| Data supplied |
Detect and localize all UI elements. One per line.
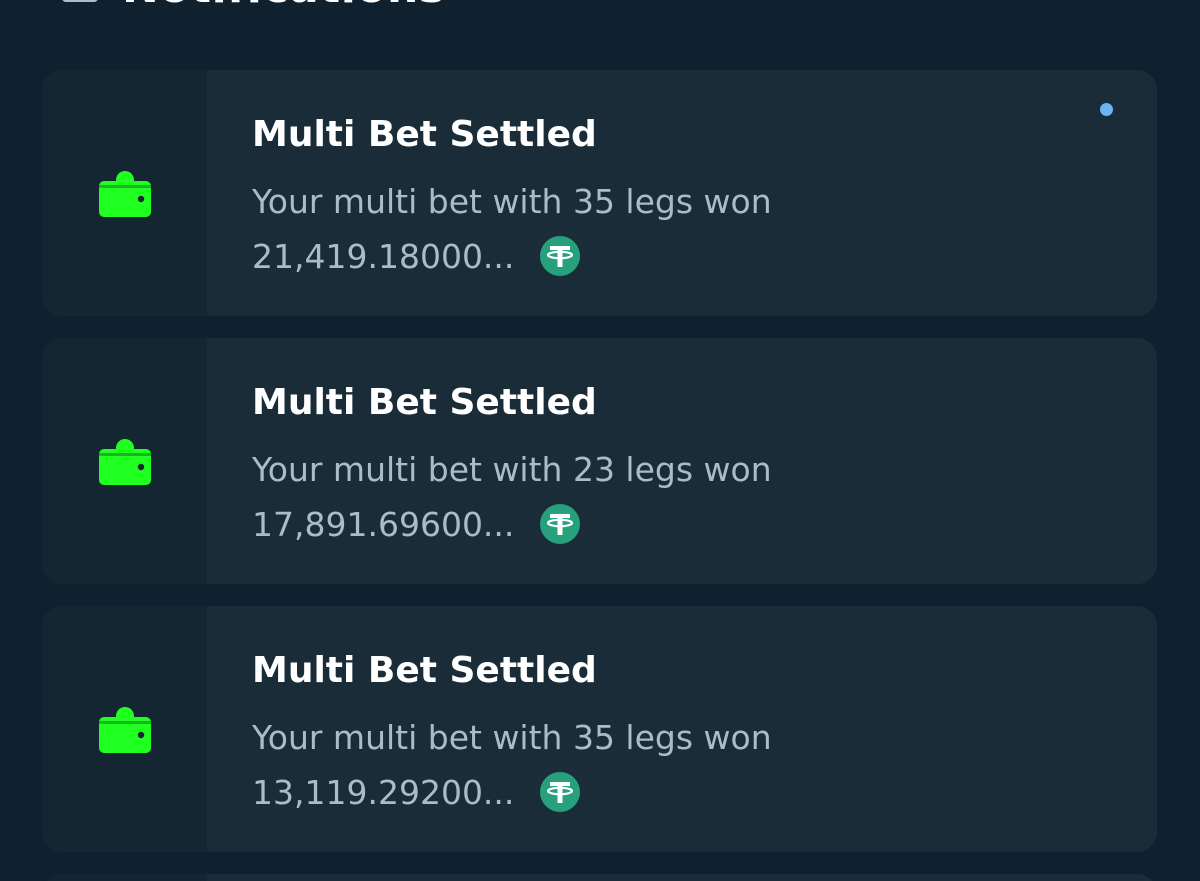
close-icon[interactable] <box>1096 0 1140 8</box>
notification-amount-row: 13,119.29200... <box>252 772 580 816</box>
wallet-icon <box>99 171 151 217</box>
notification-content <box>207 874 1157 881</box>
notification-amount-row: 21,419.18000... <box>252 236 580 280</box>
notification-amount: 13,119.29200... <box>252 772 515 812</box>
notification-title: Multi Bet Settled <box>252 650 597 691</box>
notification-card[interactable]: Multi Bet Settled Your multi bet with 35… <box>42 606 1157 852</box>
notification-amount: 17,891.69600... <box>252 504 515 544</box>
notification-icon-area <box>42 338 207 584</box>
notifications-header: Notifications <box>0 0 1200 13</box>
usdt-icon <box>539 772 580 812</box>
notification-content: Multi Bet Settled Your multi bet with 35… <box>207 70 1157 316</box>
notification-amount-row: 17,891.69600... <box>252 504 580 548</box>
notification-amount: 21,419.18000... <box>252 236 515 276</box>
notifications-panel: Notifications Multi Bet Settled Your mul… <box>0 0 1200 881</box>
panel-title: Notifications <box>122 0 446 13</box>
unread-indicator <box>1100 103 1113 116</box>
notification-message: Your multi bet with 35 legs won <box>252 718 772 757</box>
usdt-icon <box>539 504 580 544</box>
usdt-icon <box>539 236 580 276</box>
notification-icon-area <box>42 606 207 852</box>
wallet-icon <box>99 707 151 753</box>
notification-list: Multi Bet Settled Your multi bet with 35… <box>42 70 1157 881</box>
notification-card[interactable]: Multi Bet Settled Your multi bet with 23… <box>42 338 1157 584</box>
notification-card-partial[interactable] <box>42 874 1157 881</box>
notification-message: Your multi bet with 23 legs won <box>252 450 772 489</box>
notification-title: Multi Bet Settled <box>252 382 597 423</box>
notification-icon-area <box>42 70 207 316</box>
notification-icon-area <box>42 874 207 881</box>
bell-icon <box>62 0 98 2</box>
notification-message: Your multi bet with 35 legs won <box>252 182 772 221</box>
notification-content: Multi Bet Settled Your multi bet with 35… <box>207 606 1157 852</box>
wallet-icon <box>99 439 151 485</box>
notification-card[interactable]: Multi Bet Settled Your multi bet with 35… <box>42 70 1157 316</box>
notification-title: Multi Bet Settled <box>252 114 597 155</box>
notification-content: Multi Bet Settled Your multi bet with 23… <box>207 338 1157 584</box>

| What is expected |
In the data above, copy out every line word for word. Begin at the line that has "close-icon[interactable] <box>1096 0" and end after the line that has "notification-amount: 13,119.29200... <box>252".

| Exercise output |
close-icon[interactable] <box>1096 0 1140 8</box>
notification-amount-row: 13,119.29200... <box>252 772 580 816</box>
wallet-icon <box>99 171 151 217</box>
notification-content <box>207 874 1157 881</box>
notification-amount-row: 21,419.18000... <box>252 236 580 280</box>
notification-amount: 13,119.29200... <box>252 772 515 812</box>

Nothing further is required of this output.